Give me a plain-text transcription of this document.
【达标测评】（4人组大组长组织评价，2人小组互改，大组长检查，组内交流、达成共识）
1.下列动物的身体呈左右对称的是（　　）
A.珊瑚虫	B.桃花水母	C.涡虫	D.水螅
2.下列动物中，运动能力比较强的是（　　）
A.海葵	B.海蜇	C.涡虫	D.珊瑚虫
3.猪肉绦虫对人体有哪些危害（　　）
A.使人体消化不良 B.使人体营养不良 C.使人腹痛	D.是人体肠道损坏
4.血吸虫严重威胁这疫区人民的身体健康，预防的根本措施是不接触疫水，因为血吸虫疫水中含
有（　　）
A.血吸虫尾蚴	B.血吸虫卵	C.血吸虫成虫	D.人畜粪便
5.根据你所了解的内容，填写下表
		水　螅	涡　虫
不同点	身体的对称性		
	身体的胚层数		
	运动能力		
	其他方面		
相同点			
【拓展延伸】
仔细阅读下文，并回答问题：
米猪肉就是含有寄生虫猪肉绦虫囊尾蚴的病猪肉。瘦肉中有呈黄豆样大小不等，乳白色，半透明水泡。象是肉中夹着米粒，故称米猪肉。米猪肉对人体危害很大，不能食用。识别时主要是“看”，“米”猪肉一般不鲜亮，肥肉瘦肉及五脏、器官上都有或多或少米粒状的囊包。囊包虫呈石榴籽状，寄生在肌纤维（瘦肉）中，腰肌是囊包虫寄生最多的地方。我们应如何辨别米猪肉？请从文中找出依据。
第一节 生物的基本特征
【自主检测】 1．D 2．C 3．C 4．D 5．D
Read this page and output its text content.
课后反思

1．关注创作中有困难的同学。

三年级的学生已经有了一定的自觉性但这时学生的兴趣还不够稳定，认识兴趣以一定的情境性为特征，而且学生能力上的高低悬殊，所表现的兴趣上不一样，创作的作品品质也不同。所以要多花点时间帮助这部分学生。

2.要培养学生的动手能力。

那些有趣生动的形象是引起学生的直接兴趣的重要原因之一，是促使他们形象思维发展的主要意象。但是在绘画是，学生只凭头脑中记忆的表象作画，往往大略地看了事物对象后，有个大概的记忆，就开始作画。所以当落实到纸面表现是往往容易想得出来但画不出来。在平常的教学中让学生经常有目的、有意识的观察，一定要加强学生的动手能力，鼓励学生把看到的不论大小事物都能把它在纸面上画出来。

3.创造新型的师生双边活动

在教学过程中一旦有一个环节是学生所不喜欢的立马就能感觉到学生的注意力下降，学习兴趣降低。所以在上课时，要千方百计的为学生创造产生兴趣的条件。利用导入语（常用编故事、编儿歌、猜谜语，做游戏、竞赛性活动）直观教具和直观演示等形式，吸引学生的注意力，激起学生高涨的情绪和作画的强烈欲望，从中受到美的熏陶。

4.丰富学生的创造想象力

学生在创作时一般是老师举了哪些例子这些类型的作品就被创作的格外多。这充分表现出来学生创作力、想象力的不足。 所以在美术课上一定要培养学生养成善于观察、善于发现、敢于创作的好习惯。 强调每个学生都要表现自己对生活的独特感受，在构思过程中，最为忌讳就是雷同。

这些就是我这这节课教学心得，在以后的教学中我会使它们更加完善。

=-=-=-=-=

Written task:
Using the records above, list each line that includes "this".

Solution:
Give me a plain-text transcription of this document.
Read this page and output its text content.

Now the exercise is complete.